WRITTEN INSTRUCTION:
Review the listing and copy each line that holds the word "成肌细胞融合形成肌纤维的过程".

DATA FOR THIS EXERCISE:
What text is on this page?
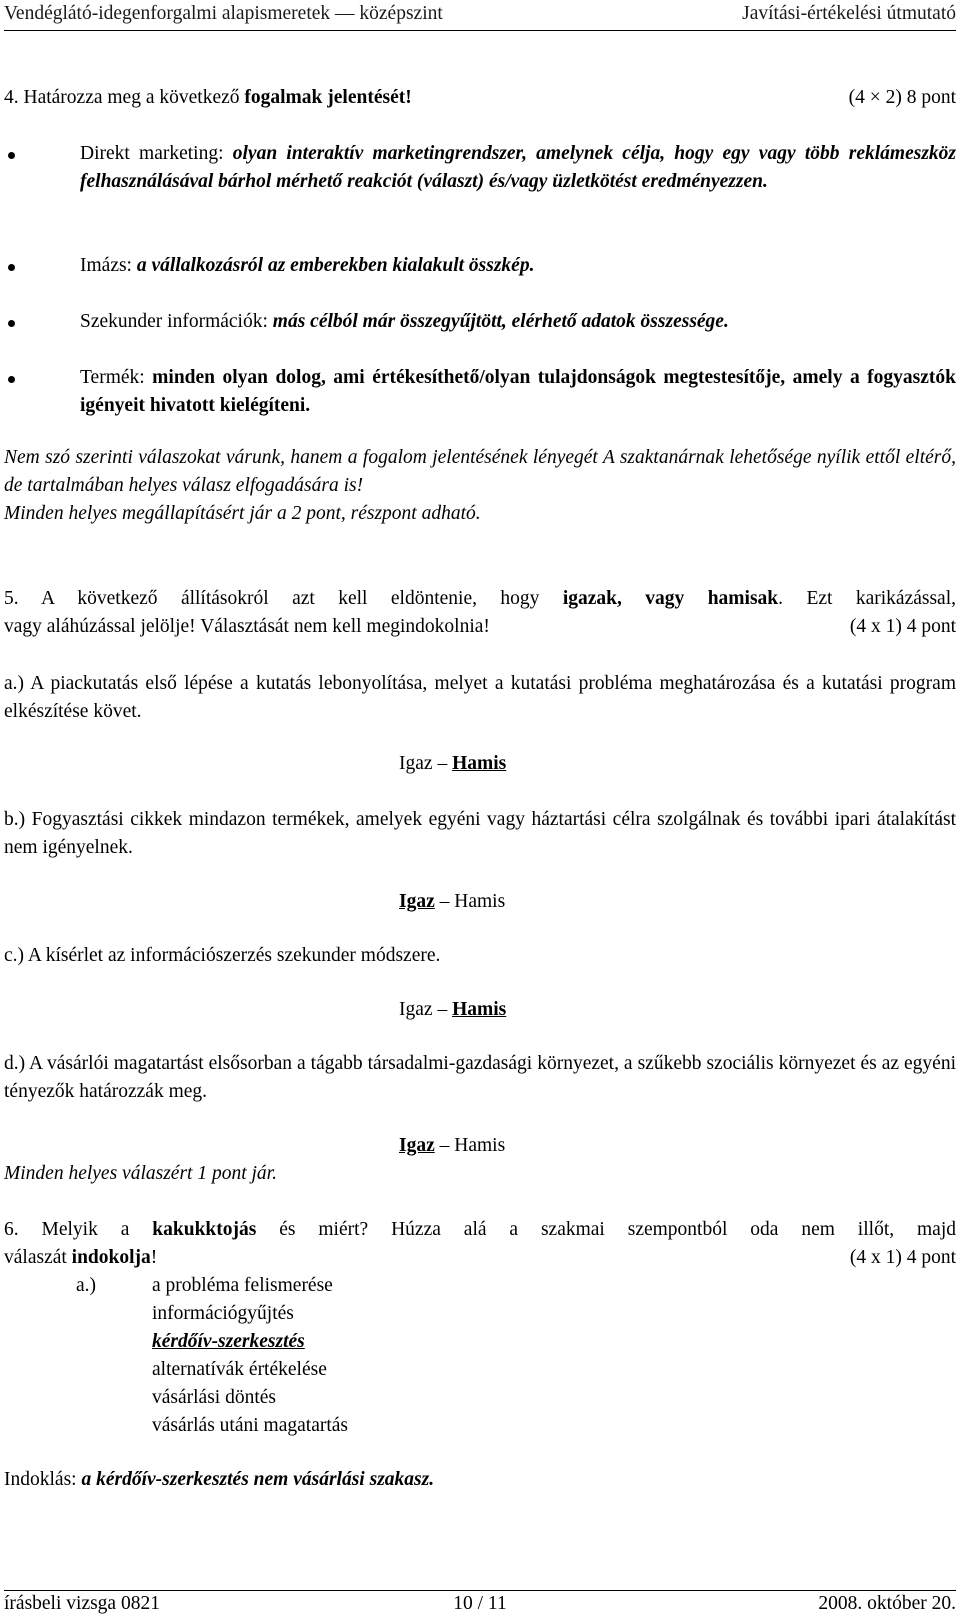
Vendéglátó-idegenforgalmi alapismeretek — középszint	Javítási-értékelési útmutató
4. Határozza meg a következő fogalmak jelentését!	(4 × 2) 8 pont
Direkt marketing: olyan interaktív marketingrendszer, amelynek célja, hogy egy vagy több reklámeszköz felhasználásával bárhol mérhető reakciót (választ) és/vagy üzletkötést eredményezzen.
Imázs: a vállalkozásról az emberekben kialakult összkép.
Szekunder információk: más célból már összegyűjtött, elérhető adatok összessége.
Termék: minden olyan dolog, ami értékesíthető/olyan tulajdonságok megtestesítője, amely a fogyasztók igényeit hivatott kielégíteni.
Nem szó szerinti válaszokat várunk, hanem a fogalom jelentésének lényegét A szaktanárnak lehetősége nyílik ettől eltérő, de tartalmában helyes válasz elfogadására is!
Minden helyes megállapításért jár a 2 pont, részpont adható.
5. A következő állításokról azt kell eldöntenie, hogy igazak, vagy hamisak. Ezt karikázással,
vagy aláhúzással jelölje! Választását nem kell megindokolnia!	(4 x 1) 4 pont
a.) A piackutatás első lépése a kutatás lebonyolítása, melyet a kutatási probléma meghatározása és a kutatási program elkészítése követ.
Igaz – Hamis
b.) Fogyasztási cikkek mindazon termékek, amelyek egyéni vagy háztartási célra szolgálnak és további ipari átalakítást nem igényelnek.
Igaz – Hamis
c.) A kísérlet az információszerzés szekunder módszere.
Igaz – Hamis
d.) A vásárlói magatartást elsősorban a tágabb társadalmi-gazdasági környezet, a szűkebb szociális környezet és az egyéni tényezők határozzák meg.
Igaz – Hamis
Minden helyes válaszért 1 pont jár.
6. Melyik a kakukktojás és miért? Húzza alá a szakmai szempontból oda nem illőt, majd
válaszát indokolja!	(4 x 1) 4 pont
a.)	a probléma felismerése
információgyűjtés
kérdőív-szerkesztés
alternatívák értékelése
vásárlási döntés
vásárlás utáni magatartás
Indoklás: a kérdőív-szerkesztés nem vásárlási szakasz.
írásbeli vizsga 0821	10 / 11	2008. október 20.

---

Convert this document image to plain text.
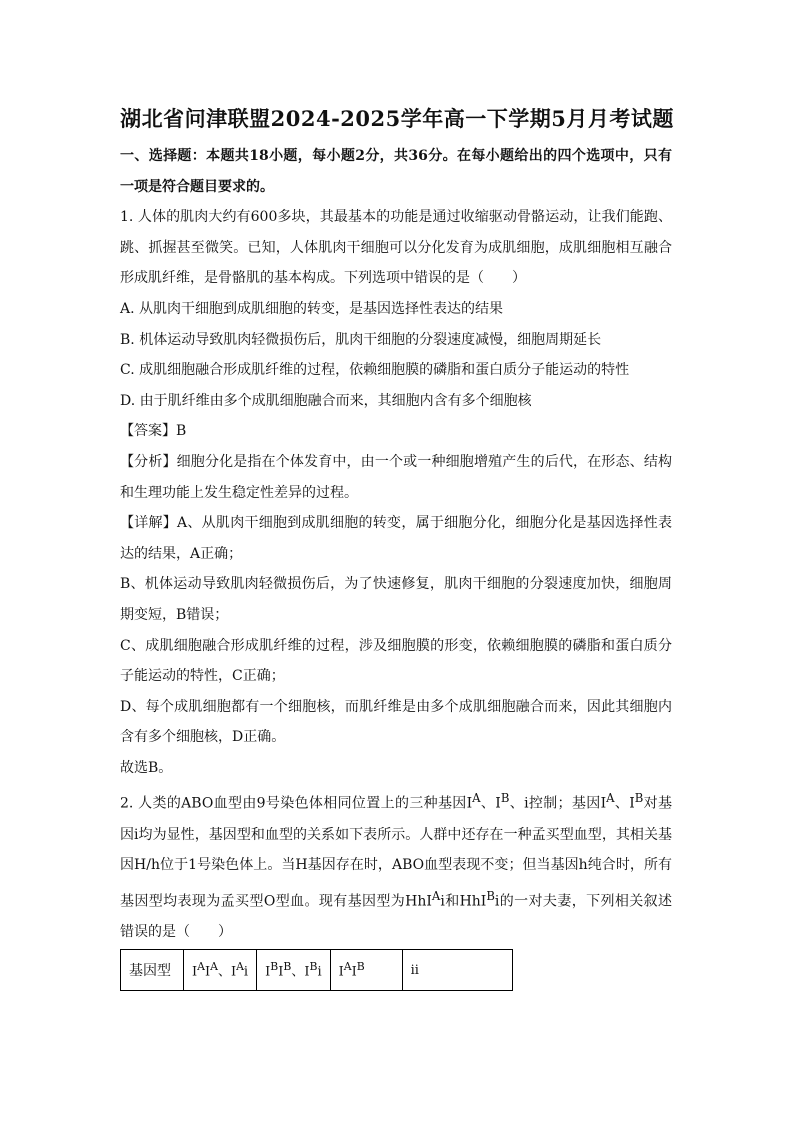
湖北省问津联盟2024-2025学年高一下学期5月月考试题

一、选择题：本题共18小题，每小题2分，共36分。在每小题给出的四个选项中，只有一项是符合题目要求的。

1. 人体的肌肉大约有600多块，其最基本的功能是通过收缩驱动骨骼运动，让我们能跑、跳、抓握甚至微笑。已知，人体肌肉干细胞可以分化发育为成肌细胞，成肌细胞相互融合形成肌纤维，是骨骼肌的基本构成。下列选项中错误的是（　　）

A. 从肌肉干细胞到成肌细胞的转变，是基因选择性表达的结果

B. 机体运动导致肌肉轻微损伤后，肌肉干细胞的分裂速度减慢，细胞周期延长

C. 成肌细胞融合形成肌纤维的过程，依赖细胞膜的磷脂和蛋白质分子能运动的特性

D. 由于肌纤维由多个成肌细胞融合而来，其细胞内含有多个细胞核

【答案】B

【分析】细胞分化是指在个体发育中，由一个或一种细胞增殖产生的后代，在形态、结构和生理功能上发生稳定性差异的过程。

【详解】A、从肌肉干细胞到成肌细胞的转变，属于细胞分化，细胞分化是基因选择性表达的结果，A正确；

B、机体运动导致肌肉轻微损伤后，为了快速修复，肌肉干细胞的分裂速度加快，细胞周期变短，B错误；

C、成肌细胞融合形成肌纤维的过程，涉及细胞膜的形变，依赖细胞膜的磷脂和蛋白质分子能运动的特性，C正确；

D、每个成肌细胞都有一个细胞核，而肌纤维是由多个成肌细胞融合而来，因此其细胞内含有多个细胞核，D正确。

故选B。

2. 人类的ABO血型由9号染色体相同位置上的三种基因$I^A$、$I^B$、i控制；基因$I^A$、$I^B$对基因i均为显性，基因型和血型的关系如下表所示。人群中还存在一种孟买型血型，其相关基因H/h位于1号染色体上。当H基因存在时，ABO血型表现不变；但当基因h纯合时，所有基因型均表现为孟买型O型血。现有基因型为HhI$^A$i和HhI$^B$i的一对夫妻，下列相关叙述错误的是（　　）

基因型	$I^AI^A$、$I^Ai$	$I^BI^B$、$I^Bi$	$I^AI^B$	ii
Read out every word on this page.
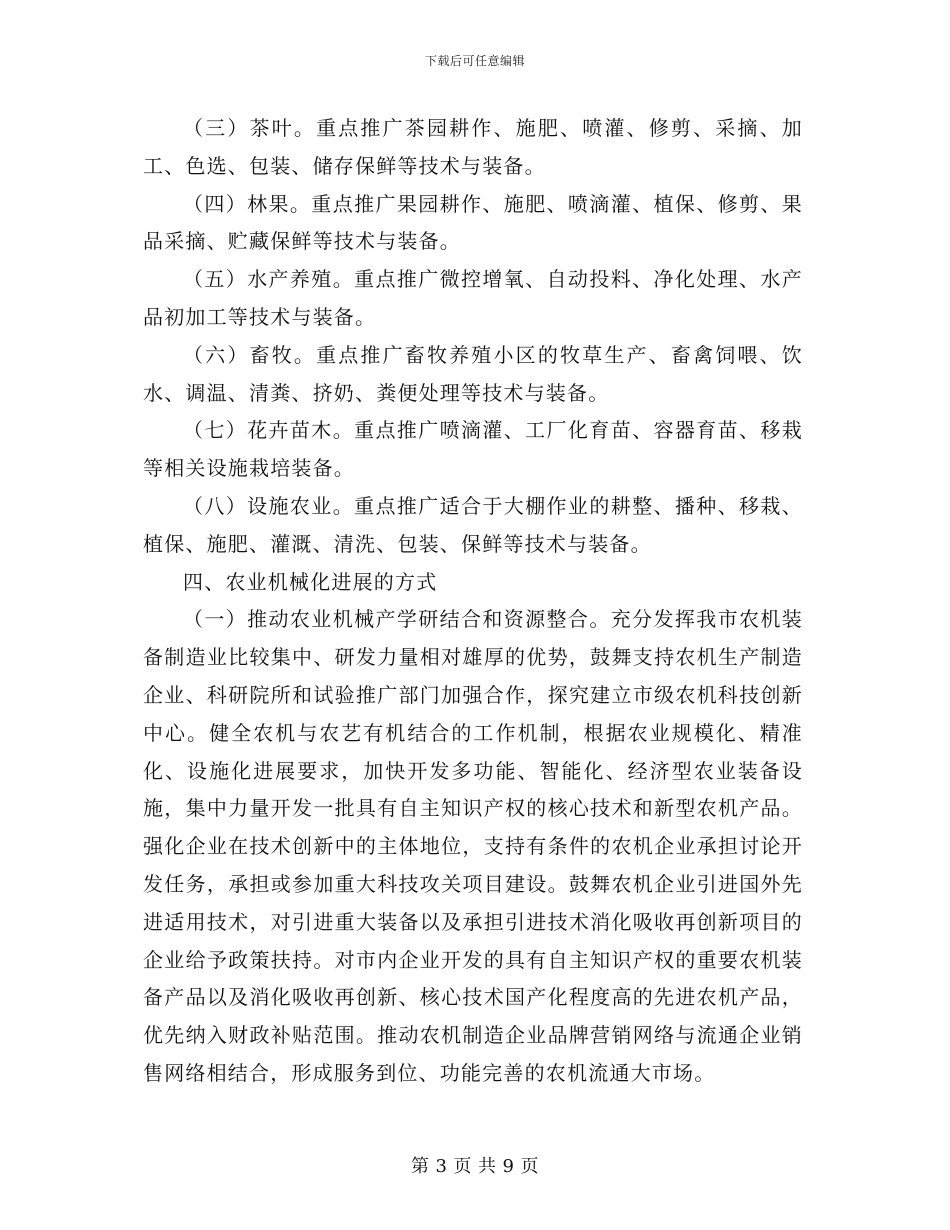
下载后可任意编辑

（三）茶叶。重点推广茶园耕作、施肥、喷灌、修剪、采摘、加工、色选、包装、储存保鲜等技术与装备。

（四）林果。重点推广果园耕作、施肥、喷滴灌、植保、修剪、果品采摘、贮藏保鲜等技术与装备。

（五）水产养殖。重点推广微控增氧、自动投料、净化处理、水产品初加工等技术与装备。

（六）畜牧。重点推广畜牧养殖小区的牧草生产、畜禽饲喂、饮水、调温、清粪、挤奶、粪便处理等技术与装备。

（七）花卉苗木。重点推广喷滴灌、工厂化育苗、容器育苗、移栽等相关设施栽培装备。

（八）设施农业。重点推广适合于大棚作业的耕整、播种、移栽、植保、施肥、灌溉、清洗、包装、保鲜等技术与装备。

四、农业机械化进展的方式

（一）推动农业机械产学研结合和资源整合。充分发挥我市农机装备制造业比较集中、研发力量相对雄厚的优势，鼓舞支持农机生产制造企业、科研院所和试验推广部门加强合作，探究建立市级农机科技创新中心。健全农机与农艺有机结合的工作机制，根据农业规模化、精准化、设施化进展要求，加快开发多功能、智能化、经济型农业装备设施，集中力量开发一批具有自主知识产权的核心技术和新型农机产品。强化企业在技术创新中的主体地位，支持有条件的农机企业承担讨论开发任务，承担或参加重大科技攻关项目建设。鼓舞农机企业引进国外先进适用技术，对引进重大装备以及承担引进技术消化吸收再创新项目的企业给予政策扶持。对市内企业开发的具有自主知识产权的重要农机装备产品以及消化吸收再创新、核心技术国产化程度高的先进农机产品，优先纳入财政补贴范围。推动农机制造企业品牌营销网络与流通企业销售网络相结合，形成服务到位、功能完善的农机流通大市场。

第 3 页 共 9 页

--

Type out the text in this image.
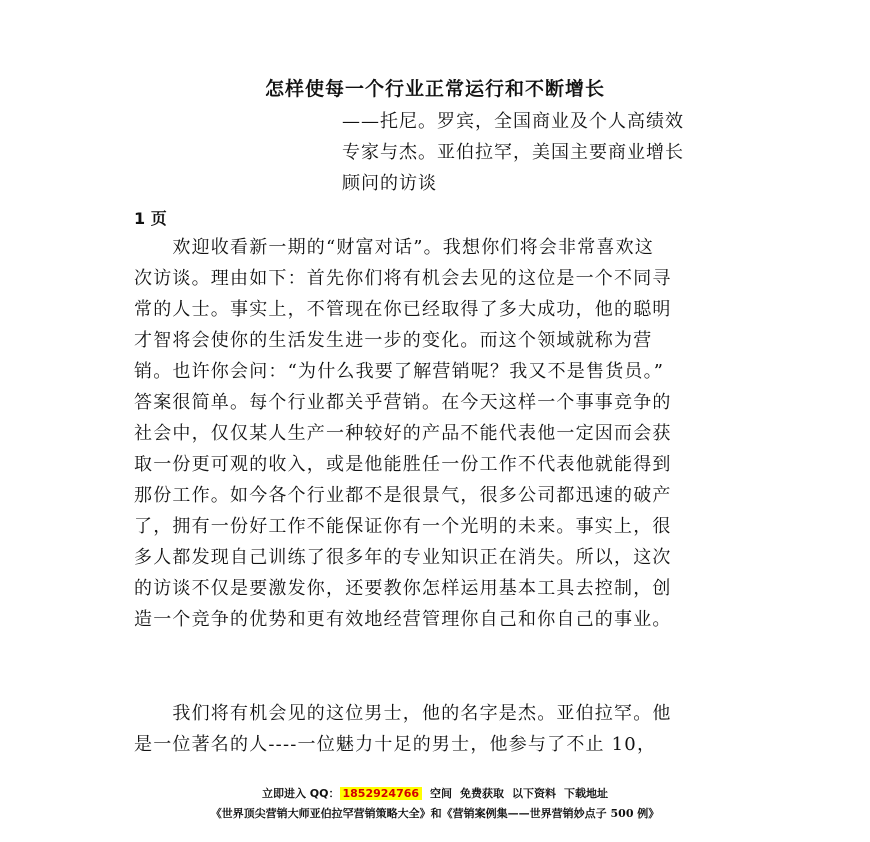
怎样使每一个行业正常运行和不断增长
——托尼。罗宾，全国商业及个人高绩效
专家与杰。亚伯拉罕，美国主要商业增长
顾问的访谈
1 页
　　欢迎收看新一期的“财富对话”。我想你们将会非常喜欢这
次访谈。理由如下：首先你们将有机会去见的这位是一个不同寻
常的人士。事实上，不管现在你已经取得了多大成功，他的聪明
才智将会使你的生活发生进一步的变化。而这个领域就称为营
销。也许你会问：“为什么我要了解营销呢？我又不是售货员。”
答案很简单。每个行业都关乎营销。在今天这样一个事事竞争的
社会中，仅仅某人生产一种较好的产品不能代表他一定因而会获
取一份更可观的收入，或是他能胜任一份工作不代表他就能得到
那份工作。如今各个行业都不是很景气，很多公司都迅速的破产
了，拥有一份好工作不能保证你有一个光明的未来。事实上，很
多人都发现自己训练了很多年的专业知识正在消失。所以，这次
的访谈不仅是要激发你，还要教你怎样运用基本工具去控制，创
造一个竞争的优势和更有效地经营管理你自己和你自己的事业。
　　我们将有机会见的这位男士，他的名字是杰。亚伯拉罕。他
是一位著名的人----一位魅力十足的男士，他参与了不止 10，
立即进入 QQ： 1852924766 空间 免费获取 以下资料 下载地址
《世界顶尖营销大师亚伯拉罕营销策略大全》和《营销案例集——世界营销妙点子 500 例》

FINISHED ANSWER:
C. 成肌细胞融合形成肌纤维的过程，依赖细胞膜的磷脂和蛋白质分子能运动的特性
C、成肌细胞融合形成肌纤维的过程，涉及细胞膜的形变，依赖细胞膜的磷脂和蛋白质分子能运动的特性，C正确；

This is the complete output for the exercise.